Which lines hold the word "track"? Copy each of them from the material.

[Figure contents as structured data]
○ ○ ○ ○ ○ ○ ○

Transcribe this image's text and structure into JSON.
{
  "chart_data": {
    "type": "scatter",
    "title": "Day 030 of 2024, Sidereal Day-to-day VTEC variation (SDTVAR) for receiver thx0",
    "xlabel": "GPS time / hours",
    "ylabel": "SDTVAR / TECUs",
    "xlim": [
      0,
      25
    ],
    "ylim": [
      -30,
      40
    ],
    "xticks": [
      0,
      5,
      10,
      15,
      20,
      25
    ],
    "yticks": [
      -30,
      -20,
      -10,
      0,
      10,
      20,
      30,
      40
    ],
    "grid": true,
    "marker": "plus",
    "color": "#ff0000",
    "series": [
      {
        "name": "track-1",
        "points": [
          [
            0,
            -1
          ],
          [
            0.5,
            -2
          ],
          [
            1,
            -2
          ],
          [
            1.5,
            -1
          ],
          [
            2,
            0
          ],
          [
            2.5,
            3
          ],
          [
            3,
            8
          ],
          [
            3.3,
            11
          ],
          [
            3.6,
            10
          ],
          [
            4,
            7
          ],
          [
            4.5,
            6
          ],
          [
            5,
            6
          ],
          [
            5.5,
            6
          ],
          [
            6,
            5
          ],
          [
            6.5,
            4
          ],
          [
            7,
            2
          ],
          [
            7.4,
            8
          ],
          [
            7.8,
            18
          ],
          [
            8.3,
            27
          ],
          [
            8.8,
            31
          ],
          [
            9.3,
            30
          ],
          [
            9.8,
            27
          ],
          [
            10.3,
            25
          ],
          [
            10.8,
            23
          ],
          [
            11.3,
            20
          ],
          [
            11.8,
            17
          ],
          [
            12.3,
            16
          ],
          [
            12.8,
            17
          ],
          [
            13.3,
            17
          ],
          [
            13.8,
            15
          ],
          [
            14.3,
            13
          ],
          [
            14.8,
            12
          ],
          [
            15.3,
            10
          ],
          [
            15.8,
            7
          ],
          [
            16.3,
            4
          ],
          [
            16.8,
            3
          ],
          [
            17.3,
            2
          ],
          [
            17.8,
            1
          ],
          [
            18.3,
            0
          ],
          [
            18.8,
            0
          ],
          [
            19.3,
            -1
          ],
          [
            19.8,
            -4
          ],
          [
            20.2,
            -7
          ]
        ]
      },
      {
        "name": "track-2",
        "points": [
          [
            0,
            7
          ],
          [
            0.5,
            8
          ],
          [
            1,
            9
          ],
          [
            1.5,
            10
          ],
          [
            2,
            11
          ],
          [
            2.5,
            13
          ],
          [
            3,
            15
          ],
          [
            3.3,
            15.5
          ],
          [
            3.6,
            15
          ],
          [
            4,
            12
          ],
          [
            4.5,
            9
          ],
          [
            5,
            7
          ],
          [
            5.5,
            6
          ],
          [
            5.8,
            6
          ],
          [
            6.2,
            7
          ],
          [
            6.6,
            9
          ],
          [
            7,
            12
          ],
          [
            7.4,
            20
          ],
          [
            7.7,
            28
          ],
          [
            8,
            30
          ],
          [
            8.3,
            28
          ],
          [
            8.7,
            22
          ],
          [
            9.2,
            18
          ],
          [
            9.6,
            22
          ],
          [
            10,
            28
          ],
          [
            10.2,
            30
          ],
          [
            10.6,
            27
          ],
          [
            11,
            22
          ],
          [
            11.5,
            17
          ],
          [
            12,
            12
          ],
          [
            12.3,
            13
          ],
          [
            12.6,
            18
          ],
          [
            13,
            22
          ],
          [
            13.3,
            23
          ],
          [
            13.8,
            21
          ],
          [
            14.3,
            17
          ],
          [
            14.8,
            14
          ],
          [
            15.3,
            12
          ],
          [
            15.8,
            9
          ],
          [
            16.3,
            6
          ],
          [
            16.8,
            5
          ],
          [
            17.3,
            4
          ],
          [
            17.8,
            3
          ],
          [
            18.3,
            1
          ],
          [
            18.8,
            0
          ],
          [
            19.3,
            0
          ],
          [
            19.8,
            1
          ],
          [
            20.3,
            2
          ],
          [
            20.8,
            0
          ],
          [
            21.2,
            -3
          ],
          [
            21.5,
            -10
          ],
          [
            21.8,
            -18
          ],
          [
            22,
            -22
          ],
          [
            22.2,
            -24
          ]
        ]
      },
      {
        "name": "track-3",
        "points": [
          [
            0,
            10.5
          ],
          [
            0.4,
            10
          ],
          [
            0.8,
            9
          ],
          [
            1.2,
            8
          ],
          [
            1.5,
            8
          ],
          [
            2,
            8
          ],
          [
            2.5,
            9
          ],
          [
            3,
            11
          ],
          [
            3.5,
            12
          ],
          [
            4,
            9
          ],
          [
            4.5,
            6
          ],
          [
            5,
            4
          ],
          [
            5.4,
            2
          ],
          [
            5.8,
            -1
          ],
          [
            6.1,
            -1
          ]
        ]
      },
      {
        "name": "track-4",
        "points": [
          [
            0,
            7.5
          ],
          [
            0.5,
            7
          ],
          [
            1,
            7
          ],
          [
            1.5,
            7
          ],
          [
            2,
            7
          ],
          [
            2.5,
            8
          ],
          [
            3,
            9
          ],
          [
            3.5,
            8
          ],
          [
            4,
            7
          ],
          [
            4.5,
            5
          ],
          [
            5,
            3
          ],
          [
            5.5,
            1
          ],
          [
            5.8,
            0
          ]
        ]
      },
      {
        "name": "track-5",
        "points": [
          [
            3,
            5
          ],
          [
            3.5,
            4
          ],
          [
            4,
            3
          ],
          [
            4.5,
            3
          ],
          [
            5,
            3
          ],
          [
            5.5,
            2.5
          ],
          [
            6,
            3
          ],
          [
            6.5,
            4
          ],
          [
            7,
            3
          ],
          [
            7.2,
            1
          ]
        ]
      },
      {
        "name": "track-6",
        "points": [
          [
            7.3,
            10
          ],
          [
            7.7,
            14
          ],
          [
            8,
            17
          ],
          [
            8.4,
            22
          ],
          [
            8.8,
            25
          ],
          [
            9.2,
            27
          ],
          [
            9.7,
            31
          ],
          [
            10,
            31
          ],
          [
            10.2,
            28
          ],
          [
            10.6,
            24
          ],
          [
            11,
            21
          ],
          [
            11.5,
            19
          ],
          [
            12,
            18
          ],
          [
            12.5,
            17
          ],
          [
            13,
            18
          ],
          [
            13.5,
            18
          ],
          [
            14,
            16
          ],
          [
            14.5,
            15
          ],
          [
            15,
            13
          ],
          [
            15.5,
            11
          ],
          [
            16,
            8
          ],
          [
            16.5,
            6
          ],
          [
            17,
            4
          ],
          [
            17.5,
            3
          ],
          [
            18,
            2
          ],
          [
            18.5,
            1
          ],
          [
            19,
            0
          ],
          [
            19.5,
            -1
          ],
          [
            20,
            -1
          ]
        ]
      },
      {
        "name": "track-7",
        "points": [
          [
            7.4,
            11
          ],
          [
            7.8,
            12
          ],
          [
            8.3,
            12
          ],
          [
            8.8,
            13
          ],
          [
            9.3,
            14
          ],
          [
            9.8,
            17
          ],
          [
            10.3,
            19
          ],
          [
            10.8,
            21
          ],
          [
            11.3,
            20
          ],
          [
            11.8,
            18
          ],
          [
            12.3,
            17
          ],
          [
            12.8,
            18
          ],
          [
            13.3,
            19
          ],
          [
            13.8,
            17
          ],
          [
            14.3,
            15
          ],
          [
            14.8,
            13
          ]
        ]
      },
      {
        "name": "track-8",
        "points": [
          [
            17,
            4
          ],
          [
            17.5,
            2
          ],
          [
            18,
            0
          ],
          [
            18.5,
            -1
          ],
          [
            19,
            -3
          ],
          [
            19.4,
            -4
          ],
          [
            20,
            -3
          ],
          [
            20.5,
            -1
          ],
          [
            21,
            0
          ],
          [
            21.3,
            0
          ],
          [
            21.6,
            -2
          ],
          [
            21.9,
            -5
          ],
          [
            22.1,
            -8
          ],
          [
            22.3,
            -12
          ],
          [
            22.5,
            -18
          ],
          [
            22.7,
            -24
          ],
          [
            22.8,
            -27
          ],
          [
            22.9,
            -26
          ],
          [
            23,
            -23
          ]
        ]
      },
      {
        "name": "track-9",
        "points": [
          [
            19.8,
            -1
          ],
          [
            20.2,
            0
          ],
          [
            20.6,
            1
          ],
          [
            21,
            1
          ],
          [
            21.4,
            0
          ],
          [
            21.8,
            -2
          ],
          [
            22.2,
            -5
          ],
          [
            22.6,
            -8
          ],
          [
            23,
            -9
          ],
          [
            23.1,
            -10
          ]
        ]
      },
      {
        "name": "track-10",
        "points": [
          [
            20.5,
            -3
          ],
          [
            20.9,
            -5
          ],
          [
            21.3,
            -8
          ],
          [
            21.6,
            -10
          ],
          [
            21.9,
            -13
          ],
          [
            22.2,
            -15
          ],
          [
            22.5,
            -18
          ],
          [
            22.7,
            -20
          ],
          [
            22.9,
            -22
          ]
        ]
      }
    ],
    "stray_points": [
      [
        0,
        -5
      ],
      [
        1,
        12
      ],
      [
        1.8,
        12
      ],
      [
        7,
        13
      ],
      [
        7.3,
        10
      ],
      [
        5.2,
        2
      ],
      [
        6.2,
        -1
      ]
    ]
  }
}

○ ○ ○ ○ ○ ○ ○

- [Response]:
        "name": "track-1",
        "name": "track-2",
        "name": "track-3",
        "name": "track-4",
        "name": "track-5",
        "name": "track-6",
        "name": "track-7",
        "name": "track-8",
        "name": "track-9",
        "name": "track-10",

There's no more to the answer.